-------- RECORDS FOR THE TASK

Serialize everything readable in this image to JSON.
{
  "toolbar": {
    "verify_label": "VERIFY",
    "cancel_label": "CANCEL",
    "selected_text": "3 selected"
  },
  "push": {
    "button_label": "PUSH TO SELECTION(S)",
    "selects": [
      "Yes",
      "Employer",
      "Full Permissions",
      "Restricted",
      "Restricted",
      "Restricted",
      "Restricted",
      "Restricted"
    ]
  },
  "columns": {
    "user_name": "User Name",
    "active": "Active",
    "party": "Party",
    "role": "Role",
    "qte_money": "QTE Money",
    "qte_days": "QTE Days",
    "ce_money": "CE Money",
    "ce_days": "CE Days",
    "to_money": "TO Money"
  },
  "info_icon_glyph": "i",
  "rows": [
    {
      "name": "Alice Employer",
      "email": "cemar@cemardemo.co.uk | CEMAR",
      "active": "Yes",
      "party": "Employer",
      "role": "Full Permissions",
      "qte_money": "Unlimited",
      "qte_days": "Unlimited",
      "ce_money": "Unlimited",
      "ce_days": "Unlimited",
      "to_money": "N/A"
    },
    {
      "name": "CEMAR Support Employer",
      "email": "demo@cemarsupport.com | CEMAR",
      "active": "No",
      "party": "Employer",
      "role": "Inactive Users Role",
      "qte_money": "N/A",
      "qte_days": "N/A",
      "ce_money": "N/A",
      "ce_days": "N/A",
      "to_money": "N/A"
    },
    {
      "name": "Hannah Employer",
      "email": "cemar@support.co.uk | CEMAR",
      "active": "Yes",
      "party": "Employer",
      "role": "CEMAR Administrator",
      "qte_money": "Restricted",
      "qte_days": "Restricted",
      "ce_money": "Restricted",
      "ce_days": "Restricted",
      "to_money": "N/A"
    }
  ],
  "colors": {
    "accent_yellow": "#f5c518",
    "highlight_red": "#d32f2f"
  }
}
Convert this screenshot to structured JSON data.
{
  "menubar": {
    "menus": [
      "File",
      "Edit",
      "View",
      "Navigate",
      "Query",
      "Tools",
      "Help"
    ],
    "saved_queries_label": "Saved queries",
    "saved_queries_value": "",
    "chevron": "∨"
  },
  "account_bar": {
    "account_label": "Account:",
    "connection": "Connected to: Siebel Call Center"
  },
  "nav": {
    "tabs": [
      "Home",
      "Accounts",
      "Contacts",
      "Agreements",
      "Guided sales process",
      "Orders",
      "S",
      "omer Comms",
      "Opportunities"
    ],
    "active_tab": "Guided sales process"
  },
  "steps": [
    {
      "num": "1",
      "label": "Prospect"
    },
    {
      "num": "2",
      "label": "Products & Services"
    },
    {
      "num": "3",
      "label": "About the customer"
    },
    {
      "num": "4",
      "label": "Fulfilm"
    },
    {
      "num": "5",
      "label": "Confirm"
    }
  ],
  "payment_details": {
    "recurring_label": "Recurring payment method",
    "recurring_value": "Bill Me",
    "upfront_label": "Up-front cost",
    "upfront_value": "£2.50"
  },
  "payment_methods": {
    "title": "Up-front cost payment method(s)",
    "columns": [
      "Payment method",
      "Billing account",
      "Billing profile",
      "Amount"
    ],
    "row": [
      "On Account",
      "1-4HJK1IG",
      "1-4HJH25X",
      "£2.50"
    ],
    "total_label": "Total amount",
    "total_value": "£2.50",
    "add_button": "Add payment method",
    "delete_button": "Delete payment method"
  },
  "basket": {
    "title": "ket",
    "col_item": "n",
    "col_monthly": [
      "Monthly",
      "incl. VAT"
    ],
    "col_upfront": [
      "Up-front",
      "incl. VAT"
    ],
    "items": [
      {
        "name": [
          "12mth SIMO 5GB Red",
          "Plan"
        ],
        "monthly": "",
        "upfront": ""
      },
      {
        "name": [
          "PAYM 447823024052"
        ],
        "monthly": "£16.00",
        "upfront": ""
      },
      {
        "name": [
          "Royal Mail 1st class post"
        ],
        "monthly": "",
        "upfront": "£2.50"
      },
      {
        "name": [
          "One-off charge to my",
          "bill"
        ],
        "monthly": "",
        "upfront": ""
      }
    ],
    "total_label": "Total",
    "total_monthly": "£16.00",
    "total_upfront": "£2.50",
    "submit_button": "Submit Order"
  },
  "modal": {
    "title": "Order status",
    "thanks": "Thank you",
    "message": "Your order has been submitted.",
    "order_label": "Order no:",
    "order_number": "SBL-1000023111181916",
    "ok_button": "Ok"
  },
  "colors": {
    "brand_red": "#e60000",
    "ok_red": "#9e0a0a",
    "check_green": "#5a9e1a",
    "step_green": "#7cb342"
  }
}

----------------

Where a line of the data holds "Unlimited", show that line.

▶ [EXERCISE SOLUTION]:
      "qte_money": "Unlimited",
      "qte_days": "Unlimited",
      "ce_money": "Unlimited",
      "ce_days": "Unlimited",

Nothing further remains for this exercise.